**Set task:** Each record must be reproduced exactly as it is shown.

**Entries:**
================================
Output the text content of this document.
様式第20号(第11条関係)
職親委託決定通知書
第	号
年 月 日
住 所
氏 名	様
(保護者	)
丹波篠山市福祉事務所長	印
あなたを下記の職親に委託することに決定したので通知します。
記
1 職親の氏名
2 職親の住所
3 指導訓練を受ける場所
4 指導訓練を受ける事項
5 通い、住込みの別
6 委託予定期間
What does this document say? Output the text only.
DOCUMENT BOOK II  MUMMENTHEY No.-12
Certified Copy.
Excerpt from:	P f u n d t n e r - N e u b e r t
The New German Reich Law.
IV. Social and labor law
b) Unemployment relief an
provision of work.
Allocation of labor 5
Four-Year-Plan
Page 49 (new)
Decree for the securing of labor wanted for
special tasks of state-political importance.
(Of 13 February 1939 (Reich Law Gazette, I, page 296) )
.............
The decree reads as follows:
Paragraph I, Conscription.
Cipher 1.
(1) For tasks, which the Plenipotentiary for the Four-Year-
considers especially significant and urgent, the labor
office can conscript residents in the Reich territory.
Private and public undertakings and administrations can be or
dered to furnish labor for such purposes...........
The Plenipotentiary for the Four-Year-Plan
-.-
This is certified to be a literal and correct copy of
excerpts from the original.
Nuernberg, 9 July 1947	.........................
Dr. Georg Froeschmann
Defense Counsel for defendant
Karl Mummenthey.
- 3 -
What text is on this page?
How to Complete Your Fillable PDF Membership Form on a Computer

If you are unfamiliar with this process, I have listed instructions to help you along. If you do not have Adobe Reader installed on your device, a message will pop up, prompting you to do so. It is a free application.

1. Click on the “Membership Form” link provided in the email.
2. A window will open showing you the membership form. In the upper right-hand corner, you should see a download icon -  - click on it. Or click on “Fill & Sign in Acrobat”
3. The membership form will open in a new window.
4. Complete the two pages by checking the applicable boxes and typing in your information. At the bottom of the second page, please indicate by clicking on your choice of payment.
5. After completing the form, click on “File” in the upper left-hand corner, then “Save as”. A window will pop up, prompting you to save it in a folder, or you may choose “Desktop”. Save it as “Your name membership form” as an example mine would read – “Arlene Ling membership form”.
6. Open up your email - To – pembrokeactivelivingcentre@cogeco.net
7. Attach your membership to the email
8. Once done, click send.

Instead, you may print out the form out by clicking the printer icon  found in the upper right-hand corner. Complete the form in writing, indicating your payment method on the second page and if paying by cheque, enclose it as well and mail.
================================
**Answer to this problem:**
Output the text content of this document.
様式第20号(第11条関係)
職親委託決定通知書
第	号
年 月 日
住 所
氏 名	様
(保護者	)
丹波篠山市福祉事務所長	印
あなたを下記の職親に委託することに決定したので通知します。
記
1 職親の氏名
2 職親の住所
3 指導訓練を受ける場所
4 指導訓練を受ける事項
5 通い、住込みの別
6 委託予定期間
What does this document say? Output the text only.
DOCUMENT BOOK II  MUMMENTHEY No.-12
Certified Copy.
Excerpt from:	P f u n d t n e r - N e u b e r t
The New German Reich Law.
IV. Social and labor law
b) Unemployment relief an
provision of work.
Allocation of labor 5
Four-Year-Plan
Page 49 (new)
Decree for the securing of labor wanted for
special tasks of state-political importance.
(Of 13 February 1939 (Reich Law Gazette, I, page 296) )
.............
The decree reads as follows:
Paragraph I, Conscription.
Cipher 1.
(1) For tasks, which the Plenipotentiary for the Four-Year-
considers especially significant and urgent, the labor
office can conscript residents in the Reich territory.
Private and public undertakings and administrations can be or
dered to furnish labor for such purposes...........
The Plenipotentiary for the Four-Year-Plan
-.-
This is certified to be a literal and correct copy of
excerpts from the original.
Nuernberg, 9 July 1947	.........................
Dr. Georg Froeschmann
Defense Counsel for defendant
Karl Mummenthey.
- 3 -
What text is on this page?
How to Complete Your Fillable PDF Membership Form on a Computer

If you are unfamiliar with this process, I have listed instructions to help you along. If you do not have Adobe Reader installed on your device, a message will pop up, prompting you to do so. It is a free application.

1. Click on the “Membership Form” link provided in the email.
2. A window will open showing you the membership form. In the upper right-hand corner, you should see a download icon -  - click on it. Or click on “Fill & Sign in Acrobat”
3. The membership form will open in a new window.
4. Complete the two pages by checking the applicable boxes and typing in your information. At the bottom of the second page, please indicate by clicking on your choice of payment.
5. After completing the form, click on “File” in the upper left-hand corner, then “Save as”. A window will pop up, prompting you to save it in a folder, or you may choose “Desktop”. Save it as “Your name membership form” as an example mine would read – “Arlene Ling membership form”.
6. Open up your email - To – pembrokeactivelivingcentre@cogeco.net
7. Attach your membership to the email
8. Once done, click send.

Instead, you may print out the form out by clicking the printer icon  found in the upper right-hand corner. Complete the form in writing, indicating your payment method on the second page and if paying by cheque, enclose it as well and mail.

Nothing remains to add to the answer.